Opdracht 1 → Noem alle wetten die in het fragment over het migratiebeleid bij naam worden genoemd.

Te lezen fragment →
------------

Platformdag internationalisering 6 februari 2014
9
Informatie van Everaert Advocaten over het migratiebeleid. Evenals voorgaande jaren was ook nu het middagdeel van het programma ingeruimd voor informatie over de nieuwe ontwikkelingen rond verblijfsvergunningen. Hiervoor waren ook dit keer twee advocaten van Everaert uitgenodigd: mr. Bram van Melle en mr. Marcel Reurs. Actualiteiten Marcel Reurs begint zijn verhaal met enkele actuele ontwikkelingen. • • • • •
1 juni 2013: Wet Modern Migratiebeleid in werking getreden; 1 januari 2014: Wet arbeid vreemdelingen gewijzigd; 1 januari 2014: Bulgaren en Roemenen vrij op de arbeidsmarkt, zij hebben geen werkvergunning meer nodig; 6 januari 2014: meldplicht EU-onderdanen afgeschaft; 6 januari 2014: Wet GBA (Gemeentelijke Basis Administratie) vervangen door Wet BRP (Basis Registratie Persoonsgegevens). Het gaat hierbij om o.a. de inschrijving in de nieuwe gemeente binnen 5 werkdagen en de plicht een geboorteakte te overleggen. Wat vooral nieuw is, is het feit dat er boetes opgelegd kunnen worden indien niet aan deze verplichtingen wordt voldaan. Deze varieren van € 200,-- tot € 325,--.

------------

Items uit een gegevensbron:
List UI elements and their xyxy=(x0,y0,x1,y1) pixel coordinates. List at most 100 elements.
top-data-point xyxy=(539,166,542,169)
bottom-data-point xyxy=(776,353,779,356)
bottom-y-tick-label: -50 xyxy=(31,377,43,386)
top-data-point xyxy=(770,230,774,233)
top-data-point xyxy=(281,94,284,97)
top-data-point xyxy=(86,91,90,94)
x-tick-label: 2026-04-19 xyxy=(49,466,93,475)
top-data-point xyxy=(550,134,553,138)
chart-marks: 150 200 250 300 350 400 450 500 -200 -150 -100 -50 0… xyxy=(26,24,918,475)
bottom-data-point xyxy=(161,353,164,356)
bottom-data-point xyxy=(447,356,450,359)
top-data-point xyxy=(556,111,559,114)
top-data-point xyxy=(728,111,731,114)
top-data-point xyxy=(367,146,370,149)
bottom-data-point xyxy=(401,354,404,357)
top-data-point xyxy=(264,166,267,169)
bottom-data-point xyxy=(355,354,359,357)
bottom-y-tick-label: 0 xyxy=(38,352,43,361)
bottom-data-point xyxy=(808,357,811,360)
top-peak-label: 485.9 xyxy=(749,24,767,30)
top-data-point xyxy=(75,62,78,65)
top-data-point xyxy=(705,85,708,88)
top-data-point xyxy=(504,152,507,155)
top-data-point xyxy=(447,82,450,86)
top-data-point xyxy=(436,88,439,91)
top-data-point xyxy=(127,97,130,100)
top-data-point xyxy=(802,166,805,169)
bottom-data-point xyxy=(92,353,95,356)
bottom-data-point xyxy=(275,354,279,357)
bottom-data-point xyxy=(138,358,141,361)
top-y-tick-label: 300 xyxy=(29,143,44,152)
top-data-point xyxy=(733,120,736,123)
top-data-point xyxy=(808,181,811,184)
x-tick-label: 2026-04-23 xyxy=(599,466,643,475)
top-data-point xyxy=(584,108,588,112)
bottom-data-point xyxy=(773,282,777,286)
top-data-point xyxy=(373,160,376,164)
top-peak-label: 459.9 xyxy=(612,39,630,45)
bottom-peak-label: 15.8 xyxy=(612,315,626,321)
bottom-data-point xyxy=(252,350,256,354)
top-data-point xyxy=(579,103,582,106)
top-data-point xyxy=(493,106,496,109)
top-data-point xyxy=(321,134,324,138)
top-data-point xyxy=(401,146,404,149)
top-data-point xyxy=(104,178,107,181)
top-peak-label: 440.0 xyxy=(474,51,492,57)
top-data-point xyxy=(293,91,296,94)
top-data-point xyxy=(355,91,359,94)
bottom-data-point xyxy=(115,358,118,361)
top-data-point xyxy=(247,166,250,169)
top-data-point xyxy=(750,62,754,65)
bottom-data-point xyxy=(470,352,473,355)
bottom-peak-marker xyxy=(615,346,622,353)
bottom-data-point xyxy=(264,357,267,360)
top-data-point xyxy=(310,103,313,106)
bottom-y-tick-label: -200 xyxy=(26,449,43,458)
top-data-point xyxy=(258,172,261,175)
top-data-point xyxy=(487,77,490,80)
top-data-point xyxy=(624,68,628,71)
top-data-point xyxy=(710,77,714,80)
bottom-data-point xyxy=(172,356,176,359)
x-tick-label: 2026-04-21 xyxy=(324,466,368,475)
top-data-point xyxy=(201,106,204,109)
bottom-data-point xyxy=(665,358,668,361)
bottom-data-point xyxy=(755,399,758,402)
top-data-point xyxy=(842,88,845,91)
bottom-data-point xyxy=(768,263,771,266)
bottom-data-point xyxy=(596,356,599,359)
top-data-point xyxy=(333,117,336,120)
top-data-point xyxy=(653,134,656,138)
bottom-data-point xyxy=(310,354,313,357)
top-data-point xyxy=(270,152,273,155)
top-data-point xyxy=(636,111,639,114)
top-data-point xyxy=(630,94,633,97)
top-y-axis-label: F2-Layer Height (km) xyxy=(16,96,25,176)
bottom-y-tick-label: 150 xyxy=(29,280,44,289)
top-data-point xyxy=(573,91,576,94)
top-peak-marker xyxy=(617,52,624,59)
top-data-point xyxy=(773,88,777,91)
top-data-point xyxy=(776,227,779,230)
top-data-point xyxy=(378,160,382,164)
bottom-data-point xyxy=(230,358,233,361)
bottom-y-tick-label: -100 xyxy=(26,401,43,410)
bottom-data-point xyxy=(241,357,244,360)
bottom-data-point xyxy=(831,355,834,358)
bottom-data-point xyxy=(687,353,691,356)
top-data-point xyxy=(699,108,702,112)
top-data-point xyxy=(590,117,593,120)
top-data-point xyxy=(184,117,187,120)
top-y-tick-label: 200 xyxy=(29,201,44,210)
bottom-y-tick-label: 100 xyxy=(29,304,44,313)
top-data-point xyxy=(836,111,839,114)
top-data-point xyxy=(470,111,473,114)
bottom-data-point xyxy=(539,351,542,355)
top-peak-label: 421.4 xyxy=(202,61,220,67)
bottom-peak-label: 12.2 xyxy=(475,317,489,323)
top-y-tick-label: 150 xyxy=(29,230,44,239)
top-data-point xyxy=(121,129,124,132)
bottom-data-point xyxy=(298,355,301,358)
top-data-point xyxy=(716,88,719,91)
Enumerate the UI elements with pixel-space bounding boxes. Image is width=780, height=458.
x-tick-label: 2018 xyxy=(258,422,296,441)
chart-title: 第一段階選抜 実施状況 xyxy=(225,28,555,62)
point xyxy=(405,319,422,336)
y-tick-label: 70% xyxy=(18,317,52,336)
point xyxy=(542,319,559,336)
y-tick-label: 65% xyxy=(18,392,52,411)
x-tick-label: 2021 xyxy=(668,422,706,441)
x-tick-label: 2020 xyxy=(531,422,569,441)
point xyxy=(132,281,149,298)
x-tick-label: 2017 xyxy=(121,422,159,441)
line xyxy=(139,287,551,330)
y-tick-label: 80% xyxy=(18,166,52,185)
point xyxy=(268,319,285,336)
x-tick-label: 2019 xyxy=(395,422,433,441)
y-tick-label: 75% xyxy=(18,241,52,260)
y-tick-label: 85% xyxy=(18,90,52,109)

------------

Opdracht 2 → Herhaal de regels van de records, beginnend bij de eerste regel van de records en eindigend bij de regel met "bottom-data-point xyxy=(773,282,777,286)", die regel inbegrepen.

Oplossing 1 →
- Wet Modern Migratiebeleid
- Wet arbeid vreemdelingen
- Wet GBA (Gemeentelijke Basis Administratie)
- Wet BRP (Basis Registratie Persoonsgegevens)

Oplossing 2 →
List UI elements and their xyxy=(x0,y0,x1,y1) pixel coordinates. List at most 100 elements.
top-data-point xyxy=(539,166,542,169)
bottom-data-point xyxy=(776,353,779,356)
bottom-y-tick-label: -50 xyxy=(31,377,43,386)
top-data-point xyxy=(770,230,774,233)
top-data-point xyxy=(281,94,284,97)
top-data-point xyxy=(86,91,90,94)
x-tick-label: 2026-04-19 xyxy=(49,466,93,475)
top-data-point xyxy=(550,134,553,138)
chart-marks: 150 200 250 300 350 400 450 500 -200 -150 -100 -50 0… xyxy=(26,24,918,475)
bottom-data-point xyxy=(161,353,164,356)
bottom-data-point xyxy=(447,356,450,359)
top-data-point xyxy=(556,111,559,114)
top-data-point xyxy=(728,111,731,114)
top-data-point xyxy=(367,146,370,149)
bottom-data-point xyxy=(401,354,404,357)
top-data-point xyxy=(264,166,267,169)
bottom-data-point xyxy=(355,354,359,357)
bottom-y-tick-label: 0 xyxy=(38,352,43,361)
bottom-data-point xyxy=(808,357,811,360)
top-peak-label: 485.9 xyxy=(749,24,767,30)
top-data-point xyxy=(75,62,78,65)
top-data-point xyxy=(705,85,708,88)
top-data-point xyxy=(504,152,507,155)
top-data-point xyxy=(447,82,450,86)
top-data-point xyxy=(436,88,439,91)
top-data-point xyxy=(127,97,130,100)
top-data-point xyxy=(802,166,805,169)
bottom-data-point xyxy=(92,353,95,356)
bottom-data-point xyxy=(275,354,279,357)
bottom-data-point xyxy=(138,358,141,361)
top-y-tick-label: 300 xyxy=(29,143,44,152)
top-data-point xyxy=(733,120,736,123)
top-data-point xyxy=(808,181,811,184)
x-tick-label: 2026-04-23 xyxy=(599,466,643,475)
top-data-point xyxy=(584,108,588,112)
bottom-data-point xyxy=(773,282,777,286)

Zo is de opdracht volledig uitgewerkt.